Records from a data source:
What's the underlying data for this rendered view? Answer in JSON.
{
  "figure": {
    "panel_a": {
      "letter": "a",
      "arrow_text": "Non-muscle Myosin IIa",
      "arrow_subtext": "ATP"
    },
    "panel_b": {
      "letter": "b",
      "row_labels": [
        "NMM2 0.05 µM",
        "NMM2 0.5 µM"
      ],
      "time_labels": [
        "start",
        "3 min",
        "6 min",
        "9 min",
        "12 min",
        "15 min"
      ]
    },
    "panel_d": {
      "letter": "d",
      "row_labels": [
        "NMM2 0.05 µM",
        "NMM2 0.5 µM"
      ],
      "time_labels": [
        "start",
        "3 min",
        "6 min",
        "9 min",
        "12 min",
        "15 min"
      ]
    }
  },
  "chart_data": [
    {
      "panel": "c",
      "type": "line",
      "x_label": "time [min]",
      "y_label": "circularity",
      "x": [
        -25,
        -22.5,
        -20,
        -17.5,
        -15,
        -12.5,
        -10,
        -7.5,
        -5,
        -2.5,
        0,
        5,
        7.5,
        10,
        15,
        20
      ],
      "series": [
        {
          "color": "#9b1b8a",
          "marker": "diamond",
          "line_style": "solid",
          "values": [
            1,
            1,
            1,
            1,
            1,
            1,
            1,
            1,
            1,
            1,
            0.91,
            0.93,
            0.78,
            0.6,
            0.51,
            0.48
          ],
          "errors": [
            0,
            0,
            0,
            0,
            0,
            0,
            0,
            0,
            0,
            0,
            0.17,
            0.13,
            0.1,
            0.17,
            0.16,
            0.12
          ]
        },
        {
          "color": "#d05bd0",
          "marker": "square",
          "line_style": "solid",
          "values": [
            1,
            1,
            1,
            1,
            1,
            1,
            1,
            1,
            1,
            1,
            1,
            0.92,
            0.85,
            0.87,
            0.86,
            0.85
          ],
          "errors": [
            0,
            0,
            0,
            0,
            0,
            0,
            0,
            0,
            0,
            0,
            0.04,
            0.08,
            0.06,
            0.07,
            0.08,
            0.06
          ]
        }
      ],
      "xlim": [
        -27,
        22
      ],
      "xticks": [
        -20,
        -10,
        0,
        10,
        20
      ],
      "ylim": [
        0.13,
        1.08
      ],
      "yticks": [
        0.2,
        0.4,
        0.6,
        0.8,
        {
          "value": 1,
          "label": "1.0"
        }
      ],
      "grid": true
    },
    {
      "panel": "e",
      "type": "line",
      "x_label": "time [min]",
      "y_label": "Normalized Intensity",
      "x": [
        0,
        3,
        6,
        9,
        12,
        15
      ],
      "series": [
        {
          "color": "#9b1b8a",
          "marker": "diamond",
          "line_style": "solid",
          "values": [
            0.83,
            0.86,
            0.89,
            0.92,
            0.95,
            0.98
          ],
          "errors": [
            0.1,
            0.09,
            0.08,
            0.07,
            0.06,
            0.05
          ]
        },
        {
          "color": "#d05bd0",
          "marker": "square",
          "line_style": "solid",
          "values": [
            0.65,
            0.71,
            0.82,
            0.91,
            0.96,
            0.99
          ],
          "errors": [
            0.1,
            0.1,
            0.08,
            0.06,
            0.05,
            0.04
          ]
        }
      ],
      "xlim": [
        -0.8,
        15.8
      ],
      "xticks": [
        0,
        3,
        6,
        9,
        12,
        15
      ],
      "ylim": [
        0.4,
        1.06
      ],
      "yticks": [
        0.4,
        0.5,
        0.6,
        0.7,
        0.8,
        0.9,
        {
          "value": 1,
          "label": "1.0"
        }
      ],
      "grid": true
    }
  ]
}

### Exercise instructions
Repeat the material above in full, quoting it exactly.

### Answer to the exercise
What's the underlying data for this rendered view? Answer in JSON.
{
  "figure": {
    "panel_a": {
      "letter": "a",
      "arrow_text": "Non-muscle Myosin IIa",
      "arrow_subtext": "ATP"
    },
    "panel_b": {
      "letter": "b",
      "row_labels": [
        "NMM2 0.05 µM",
        "NMM2 0.5 µM"
      ],
      "time_labels": [
        "start",
        "3 min",
        "6 min",
        "9 min",
        "12 min",
        "15 min"
      ]
    },
    "panel_d": {
      "letter": "d",
      "row_labels": [
        "NMM2 0.05 µM",
        "NMM2 0.5 µM"
      ],
      "time_labels": [
        "start",
        "3 min",
        "6 min",
        "9 min",
        "12 min",
        "15 min"
      ]
    }
  },
  "chart_data": [
    {
      "panel": "c",
      "type": "line",
      "x_label": "time [min]",
      "y_label": "circularity",
      "x": [
        -25,
        -22.5,
        -20,
        -17.5,
        -15,
        -12.5,
        -10,
        -7.5,
        -5,
        -2.5,
        0,
        5,
        7.5,
        10,
        15,
        20
      ],
      "series": [
        {
          "color": "#9b1b8a",
          "marker": "diamond",
          "line_style": "solid",
          "values": [
            1,
            1,
            1,
            1,
            1,
            1,
            1,
            1,
            1,
            1,
            0.91,
            0.93,
            0.78,
            0.6,
            0.51,
            0.48
          ],
          "errors": [
            0,
            0,
            0,
            0,
            0,
            0,
            0,
            0,
            0,
            0,
            0.17,
            0.13,
            0.1,
            0.17,
            0.16,
            0.12
          ]
        },
        {
          "color": "#d05bd0",
          "marker": "square",
          "line_style": "solid",
          "values": [
            1,
            1,
            1,
            1,
            1,
            1,
            1,
            1,
            1,
            1,
            1,
            0.92,
            0.85,
            0.87,
            0.86,
            0.85
          ],
          "errors": [
            0,
            0,
            0,
            0,
            0,
            0,
            0,
            0,
            0,
            0,
            0.04,
            0.08,
            0.06,
            0.07,
            0.08,
            0.06
          ]
        }
      ],
      "xlim": [
        -27,
        22
      ],
      "xticks": [
        -20,
        -10,
        0,
        10,
        20
      ],
      "ylim": [
        0.13,
        1.08
      ],
      "yticks": [
        0.2,
        0.4,
        0.6,
        0.8,
        {
          "value": 1,
          "label": "1.0"
        }
      ],
      "grid": true
    },
    {
      "panel": "e",
      "type": "line",
      "x_label": "time [min]",
      "y_label": "Normalized Intensity",
      "x": [
        0,
        3,
        6,
        9,
        12,
        15
      ],
      "series": [
        {
          "color": "#9b1b8a",
          "marker": "diamond",
          "line_style": "solid",
          "values": [
            0.83,
            0.86,
            0.89,
            0.92,
            0.95,
            0.98
          ],
          "errors": [
            0.1,
            0.09,
            0.08,
            0.07,
            0.06,
            0.05
          ]
        },
        {
          "color": "#d05bd0",
          "marker": "square",
          "line_style": "solid",
          "values": [
            0.65,
            0.71,
            0.82,
            0.91,
            0.96,
            0.99
          ],
          "errors": [
            0.1,
            0.1,
            0.08,
            0.06,
            0.05,
            0.04
          ]
        }
      ],
      "xlim": [
        -0.8,
        15.8
      ],
      "xticks": [
        0,
        3,
        6,
        9,
        12,
        15
      ],
      "ylim": [
        0.4,
        1.06
      ],
      "yticks": [
        0.4,
        0.5,
        0.6,
        0.7,
        0.8,
        0.9,
        {
          "value": 1,
          "label": "1.0"
        }
      ],
      "grid": true
    }
  ]
}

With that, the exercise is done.